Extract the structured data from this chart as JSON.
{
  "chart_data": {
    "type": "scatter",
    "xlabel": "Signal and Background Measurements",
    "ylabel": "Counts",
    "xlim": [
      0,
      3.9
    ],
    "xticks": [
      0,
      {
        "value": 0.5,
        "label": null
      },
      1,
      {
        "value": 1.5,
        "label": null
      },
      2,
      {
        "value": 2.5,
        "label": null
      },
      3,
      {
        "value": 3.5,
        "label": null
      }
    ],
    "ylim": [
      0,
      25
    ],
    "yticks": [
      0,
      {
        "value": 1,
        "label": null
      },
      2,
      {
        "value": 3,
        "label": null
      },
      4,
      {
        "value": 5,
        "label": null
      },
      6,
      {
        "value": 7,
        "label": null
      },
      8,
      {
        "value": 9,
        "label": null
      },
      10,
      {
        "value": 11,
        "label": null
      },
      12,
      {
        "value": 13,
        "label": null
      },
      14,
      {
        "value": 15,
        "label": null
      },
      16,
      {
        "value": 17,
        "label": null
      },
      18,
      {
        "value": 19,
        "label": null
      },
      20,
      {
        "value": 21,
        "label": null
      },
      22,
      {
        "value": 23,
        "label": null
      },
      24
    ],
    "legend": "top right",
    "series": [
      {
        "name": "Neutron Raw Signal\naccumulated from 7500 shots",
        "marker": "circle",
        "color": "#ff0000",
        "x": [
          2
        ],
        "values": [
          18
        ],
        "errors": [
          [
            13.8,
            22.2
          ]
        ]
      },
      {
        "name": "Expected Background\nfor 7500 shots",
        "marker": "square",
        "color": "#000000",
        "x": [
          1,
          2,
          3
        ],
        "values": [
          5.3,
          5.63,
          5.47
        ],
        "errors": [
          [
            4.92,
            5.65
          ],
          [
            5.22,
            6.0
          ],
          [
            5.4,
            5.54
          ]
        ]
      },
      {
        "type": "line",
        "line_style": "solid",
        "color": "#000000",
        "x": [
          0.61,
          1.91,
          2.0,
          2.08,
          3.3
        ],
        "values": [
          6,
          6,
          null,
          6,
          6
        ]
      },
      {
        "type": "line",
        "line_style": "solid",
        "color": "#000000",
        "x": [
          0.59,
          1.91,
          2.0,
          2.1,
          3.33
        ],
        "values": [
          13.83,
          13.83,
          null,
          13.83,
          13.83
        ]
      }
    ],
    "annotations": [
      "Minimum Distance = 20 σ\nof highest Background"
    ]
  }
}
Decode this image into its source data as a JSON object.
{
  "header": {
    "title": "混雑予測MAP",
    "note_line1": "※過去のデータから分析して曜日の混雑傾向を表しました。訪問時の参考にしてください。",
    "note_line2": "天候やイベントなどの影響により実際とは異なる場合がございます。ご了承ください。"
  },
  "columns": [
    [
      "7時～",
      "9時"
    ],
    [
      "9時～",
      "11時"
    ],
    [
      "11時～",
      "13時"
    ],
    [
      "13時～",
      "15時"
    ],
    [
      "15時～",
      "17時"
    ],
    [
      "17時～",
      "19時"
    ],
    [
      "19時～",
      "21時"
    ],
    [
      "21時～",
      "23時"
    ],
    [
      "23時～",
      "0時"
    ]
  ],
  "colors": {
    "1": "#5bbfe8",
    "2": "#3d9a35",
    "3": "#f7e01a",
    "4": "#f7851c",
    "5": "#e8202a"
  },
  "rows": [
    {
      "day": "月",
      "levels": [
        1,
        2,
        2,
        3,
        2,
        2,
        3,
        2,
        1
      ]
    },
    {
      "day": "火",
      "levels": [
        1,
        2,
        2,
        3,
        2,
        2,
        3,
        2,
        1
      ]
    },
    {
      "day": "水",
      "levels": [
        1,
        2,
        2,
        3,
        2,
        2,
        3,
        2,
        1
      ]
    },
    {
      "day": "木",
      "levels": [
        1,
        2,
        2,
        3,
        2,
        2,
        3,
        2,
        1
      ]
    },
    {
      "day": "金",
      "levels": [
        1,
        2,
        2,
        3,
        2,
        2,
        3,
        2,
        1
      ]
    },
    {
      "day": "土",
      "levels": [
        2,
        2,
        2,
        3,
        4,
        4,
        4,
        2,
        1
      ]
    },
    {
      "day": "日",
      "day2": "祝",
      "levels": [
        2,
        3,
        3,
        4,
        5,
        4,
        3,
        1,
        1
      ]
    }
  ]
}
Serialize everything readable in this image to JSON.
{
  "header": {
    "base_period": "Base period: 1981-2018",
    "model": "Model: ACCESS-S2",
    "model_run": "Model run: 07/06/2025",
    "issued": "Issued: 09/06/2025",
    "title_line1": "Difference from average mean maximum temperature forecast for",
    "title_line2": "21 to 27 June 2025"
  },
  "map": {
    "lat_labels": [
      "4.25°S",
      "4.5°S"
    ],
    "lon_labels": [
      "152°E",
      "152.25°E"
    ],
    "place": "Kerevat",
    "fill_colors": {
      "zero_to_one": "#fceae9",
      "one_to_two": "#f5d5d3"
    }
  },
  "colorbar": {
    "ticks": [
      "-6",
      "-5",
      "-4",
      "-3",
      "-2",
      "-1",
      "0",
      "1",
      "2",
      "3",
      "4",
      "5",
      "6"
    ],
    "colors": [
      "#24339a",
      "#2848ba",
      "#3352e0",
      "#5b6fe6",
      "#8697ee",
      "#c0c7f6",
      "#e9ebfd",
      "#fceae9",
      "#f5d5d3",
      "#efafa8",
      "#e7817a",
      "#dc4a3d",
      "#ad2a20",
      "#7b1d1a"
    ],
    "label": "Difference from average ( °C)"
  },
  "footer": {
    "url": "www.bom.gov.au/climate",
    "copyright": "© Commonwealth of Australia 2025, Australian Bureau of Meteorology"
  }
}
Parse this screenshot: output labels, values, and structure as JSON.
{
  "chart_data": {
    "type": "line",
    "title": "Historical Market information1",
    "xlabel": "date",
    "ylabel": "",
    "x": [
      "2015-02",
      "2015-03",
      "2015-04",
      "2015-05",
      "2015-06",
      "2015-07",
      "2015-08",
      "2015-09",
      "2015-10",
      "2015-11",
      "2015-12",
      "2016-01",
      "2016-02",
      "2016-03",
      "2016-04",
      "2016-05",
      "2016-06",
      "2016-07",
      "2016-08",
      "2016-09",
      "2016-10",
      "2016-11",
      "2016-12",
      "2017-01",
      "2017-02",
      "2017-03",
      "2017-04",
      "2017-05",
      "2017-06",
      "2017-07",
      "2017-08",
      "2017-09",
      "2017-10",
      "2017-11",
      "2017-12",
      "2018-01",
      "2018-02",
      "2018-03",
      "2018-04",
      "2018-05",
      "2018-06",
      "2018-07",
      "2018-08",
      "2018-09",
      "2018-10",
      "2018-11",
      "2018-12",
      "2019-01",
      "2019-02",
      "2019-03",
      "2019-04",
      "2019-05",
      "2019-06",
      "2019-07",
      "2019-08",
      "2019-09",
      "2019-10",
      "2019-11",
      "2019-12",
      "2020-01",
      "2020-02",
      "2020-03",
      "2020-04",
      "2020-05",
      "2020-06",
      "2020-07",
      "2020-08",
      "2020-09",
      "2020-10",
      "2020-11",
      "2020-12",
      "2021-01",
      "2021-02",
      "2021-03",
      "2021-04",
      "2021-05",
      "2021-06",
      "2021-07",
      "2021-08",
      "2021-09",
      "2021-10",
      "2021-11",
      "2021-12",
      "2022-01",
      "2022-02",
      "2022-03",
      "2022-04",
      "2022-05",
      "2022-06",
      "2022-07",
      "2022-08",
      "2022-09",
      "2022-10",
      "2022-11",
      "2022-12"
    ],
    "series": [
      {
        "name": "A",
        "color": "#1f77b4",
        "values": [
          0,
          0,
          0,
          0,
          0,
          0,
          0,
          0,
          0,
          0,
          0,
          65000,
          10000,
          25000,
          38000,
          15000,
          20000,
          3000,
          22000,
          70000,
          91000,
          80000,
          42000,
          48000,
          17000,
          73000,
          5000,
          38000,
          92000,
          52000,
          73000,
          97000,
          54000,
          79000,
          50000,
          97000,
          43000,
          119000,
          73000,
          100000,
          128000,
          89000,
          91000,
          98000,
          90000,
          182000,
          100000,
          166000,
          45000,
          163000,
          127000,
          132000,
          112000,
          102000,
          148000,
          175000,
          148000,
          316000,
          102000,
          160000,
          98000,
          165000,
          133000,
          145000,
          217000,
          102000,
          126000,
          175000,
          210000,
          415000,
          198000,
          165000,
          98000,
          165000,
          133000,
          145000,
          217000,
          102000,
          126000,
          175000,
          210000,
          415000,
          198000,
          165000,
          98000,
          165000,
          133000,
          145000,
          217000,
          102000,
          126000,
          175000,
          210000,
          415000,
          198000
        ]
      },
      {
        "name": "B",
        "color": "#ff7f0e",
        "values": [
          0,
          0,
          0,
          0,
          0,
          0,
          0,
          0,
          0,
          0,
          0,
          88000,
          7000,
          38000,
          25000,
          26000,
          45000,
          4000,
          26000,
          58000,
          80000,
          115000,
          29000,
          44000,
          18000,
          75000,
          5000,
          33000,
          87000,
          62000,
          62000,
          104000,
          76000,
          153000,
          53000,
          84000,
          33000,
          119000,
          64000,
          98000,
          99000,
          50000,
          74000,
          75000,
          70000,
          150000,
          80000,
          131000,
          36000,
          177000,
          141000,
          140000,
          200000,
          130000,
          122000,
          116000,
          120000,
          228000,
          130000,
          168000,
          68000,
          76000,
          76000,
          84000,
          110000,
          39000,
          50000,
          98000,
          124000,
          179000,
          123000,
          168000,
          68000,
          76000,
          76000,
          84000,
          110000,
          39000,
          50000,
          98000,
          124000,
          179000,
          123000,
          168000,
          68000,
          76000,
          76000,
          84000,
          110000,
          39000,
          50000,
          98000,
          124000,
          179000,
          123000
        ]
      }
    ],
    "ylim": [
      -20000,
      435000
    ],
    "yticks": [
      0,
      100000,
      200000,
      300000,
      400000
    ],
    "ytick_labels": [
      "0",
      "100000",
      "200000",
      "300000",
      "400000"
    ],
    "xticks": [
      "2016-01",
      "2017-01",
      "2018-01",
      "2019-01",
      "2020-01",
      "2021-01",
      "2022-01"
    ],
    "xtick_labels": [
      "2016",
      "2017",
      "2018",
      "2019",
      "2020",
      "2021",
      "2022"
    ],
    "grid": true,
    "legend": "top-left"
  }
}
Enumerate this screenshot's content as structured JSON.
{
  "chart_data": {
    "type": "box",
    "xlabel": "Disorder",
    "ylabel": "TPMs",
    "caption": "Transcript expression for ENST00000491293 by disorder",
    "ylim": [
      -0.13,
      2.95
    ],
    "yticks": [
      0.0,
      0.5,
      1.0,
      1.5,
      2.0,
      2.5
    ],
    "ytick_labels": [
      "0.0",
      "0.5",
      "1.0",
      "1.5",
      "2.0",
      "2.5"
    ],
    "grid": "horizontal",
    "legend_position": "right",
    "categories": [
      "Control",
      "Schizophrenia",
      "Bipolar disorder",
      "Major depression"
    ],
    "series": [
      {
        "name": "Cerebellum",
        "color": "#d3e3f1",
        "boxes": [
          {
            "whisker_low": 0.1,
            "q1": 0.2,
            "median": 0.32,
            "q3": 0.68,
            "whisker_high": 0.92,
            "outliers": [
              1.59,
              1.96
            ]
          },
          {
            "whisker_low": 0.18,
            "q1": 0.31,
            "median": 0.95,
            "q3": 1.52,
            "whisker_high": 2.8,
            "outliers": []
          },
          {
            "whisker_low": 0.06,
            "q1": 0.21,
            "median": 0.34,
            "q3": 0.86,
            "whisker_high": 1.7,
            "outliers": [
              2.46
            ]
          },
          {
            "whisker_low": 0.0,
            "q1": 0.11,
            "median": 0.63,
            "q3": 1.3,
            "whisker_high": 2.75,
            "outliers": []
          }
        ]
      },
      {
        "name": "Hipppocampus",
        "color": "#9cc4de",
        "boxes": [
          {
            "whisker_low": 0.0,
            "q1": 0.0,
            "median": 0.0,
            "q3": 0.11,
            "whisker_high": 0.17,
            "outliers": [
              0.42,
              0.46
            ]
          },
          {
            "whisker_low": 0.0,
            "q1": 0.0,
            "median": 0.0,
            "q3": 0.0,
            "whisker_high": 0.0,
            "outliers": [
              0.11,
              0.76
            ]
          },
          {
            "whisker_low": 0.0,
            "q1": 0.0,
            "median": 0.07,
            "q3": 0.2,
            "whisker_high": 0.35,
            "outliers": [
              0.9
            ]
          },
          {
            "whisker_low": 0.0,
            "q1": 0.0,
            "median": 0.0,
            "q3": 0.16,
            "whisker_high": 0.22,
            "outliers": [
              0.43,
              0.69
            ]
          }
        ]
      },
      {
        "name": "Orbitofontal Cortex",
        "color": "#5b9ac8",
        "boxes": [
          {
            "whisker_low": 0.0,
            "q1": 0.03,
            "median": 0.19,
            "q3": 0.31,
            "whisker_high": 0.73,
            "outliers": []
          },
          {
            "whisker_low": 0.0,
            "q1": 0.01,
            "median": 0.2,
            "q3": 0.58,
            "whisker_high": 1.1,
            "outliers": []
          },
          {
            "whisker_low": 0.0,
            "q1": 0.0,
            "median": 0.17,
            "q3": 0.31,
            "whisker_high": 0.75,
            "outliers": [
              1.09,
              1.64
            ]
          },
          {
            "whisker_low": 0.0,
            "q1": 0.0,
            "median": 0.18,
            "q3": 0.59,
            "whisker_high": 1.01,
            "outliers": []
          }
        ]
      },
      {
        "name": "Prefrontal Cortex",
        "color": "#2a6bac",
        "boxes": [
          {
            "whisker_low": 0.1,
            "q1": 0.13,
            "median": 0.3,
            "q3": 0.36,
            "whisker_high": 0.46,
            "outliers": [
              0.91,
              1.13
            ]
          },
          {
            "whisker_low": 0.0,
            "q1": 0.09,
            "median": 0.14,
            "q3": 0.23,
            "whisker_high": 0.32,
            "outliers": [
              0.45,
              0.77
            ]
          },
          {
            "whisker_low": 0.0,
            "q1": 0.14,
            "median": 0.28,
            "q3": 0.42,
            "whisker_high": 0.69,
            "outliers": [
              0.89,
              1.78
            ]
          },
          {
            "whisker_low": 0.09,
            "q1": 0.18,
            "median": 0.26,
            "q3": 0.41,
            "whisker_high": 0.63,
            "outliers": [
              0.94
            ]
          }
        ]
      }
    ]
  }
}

________________________

Where a line of the data holds "from", show that line.

▸ **Problem solution**:
Extract the structured data from this chart as JSON.
        "name": "Neutron Raw Signal\naccumulated from 7500 shots",
    "title_line1": "Difference from average mean maximum temperature forecast for",
    "label": "Difference from average ( °C)"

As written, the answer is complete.